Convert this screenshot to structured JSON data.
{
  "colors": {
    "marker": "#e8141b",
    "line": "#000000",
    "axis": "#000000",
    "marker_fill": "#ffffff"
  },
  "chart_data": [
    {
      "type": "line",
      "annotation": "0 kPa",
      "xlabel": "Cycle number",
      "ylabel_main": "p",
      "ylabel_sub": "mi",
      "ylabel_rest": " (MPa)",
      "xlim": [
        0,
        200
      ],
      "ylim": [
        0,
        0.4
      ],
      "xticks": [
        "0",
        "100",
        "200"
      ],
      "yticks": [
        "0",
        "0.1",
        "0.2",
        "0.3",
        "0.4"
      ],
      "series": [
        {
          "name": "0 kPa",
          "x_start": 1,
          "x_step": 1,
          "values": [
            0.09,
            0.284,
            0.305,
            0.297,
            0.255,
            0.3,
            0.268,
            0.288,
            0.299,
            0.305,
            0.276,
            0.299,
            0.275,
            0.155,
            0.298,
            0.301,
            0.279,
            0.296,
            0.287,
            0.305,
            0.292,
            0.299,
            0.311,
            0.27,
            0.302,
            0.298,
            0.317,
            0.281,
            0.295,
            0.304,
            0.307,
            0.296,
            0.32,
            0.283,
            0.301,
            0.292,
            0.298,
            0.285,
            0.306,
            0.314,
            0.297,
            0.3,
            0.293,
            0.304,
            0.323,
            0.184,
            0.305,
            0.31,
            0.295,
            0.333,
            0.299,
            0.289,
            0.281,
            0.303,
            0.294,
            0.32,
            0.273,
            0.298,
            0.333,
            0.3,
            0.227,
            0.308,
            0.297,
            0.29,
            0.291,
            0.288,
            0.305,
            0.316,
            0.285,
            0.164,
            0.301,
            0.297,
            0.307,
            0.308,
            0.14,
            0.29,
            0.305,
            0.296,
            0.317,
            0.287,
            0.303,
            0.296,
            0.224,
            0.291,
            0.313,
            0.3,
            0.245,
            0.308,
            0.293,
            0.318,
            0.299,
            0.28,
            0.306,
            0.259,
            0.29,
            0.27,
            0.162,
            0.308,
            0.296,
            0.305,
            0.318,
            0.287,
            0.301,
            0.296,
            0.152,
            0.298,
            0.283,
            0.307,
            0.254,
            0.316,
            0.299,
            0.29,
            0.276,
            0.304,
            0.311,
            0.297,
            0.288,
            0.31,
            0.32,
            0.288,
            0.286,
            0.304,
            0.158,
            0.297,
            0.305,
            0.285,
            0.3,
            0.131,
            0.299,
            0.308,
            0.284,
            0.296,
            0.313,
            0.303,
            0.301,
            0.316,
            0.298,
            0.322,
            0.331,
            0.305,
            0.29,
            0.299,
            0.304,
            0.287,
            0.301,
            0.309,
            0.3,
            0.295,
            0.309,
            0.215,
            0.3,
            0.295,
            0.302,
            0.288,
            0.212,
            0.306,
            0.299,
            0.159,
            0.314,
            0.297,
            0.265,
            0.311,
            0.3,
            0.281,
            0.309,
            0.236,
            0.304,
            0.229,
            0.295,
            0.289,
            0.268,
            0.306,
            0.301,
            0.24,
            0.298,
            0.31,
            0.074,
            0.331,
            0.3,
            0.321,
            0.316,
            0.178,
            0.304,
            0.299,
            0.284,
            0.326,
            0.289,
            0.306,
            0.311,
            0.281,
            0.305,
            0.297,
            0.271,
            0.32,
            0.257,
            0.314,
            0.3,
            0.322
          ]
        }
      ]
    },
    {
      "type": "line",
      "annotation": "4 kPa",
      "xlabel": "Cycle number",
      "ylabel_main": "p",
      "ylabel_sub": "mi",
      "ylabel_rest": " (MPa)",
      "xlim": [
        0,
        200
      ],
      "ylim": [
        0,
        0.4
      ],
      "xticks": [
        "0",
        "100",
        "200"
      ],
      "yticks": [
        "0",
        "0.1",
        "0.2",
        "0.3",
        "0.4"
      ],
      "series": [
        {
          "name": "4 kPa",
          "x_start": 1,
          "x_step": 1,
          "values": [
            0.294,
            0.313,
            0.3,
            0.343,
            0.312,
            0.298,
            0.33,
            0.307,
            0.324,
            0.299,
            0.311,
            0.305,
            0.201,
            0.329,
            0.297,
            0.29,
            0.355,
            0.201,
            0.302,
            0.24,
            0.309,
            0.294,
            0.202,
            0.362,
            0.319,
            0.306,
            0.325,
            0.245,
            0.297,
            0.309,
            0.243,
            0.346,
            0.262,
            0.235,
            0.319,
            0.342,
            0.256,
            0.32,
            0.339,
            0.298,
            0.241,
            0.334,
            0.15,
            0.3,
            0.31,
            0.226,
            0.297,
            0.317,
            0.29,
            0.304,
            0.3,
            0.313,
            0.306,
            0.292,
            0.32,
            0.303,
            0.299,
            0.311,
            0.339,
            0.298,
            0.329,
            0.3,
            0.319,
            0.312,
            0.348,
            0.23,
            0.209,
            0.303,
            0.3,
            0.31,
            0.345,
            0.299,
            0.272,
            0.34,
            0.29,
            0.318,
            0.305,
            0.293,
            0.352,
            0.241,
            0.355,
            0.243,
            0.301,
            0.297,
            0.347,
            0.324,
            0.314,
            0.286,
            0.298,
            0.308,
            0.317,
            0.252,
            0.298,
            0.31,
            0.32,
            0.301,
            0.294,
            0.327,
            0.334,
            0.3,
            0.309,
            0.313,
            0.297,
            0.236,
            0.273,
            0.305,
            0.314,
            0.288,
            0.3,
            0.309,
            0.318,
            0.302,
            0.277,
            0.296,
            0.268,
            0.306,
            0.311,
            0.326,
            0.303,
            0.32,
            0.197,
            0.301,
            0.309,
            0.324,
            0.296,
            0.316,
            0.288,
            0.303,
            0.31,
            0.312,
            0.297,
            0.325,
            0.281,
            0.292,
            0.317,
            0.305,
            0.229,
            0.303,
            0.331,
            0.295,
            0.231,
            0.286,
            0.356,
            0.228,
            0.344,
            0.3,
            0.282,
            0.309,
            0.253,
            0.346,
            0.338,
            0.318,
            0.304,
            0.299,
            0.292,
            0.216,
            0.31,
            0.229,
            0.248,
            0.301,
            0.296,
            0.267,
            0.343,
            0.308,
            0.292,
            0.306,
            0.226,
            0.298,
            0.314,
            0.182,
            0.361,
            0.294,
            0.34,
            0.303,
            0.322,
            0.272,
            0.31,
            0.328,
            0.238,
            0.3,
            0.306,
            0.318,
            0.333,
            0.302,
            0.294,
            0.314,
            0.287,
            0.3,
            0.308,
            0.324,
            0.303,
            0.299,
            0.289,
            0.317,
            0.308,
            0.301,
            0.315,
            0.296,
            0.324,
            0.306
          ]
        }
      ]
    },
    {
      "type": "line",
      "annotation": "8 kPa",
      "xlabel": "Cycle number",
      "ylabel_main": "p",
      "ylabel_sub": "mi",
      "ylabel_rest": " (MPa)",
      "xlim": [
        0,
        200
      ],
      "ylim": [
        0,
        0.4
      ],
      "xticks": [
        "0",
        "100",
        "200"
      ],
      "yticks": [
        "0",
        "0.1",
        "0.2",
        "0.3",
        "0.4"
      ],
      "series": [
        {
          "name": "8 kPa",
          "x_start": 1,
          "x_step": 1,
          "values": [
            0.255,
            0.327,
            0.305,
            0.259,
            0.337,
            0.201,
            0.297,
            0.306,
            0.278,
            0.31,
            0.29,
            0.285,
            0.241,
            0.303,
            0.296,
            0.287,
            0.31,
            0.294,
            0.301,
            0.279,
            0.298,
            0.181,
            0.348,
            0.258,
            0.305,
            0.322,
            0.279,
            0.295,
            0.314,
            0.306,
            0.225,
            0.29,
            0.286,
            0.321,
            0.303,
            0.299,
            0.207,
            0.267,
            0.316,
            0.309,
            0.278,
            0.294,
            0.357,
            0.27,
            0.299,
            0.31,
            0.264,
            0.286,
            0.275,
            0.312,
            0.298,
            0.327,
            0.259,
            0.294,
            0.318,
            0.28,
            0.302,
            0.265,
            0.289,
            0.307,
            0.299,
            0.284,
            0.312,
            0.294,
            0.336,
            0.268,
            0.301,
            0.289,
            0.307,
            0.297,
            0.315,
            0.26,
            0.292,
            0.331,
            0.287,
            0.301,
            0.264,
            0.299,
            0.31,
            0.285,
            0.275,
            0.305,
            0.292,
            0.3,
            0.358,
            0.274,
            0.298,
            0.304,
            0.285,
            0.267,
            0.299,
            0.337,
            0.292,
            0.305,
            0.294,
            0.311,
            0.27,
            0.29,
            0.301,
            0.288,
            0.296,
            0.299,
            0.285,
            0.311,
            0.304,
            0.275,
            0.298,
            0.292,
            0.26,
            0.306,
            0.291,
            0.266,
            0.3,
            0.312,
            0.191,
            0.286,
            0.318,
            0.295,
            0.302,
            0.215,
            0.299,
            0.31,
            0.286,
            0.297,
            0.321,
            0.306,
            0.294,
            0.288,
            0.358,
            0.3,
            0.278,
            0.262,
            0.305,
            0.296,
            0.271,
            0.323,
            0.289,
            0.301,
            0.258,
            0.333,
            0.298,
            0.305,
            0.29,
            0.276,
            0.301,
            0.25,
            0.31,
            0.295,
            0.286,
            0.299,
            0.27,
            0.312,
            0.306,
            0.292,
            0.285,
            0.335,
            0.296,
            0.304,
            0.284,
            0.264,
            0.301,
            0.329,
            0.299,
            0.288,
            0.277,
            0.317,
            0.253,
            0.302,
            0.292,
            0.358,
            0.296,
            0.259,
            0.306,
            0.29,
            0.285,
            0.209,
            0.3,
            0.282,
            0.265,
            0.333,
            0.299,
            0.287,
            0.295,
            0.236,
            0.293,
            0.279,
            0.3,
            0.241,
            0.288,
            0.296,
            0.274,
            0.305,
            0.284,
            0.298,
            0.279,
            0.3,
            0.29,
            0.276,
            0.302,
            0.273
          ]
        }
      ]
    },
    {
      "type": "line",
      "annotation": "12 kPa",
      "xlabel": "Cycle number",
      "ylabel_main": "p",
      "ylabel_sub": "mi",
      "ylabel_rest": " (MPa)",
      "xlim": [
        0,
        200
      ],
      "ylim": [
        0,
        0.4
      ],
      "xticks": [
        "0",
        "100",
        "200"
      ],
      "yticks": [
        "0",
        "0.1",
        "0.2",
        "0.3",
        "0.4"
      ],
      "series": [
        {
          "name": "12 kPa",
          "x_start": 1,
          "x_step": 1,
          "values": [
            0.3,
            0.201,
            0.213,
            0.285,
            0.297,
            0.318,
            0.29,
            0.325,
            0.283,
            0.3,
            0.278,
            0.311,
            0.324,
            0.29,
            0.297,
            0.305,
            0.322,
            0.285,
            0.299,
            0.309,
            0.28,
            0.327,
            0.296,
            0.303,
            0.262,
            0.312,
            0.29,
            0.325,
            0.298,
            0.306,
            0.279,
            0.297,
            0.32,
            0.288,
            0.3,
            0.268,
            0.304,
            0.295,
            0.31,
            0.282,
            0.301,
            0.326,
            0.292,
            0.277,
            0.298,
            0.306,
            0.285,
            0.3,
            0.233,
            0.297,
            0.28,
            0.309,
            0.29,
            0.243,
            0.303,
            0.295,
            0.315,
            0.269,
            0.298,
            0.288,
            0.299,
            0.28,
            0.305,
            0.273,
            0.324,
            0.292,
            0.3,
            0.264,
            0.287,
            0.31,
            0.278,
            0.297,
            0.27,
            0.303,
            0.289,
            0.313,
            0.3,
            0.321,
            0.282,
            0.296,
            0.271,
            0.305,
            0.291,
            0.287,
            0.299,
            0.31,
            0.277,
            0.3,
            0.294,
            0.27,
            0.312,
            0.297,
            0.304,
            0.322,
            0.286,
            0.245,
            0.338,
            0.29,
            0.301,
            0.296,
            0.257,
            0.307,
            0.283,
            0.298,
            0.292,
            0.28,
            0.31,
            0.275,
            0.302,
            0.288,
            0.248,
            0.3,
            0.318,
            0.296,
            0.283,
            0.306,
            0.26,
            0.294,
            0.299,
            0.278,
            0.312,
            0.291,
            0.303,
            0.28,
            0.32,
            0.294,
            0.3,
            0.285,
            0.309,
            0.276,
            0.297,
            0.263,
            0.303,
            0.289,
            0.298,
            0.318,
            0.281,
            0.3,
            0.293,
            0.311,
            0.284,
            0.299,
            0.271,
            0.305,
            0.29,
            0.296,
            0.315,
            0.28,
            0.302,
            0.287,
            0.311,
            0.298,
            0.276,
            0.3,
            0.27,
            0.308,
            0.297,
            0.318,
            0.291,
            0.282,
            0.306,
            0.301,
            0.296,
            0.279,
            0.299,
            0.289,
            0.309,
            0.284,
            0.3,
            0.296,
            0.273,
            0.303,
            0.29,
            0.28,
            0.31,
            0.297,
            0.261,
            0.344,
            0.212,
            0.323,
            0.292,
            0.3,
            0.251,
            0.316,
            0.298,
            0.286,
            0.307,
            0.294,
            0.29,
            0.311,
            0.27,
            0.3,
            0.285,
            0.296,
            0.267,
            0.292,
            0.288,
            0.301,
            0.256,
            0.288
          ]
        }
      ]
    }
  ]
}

——

→ **Exercise task**:
Gather every line from the entries above where the word "name" appears, and copy them.

→ **Output below**:
          "name": "0 kPa",
          "name": "4 kPa",
          "name": "8 kPa",
          "name": "12 kPa",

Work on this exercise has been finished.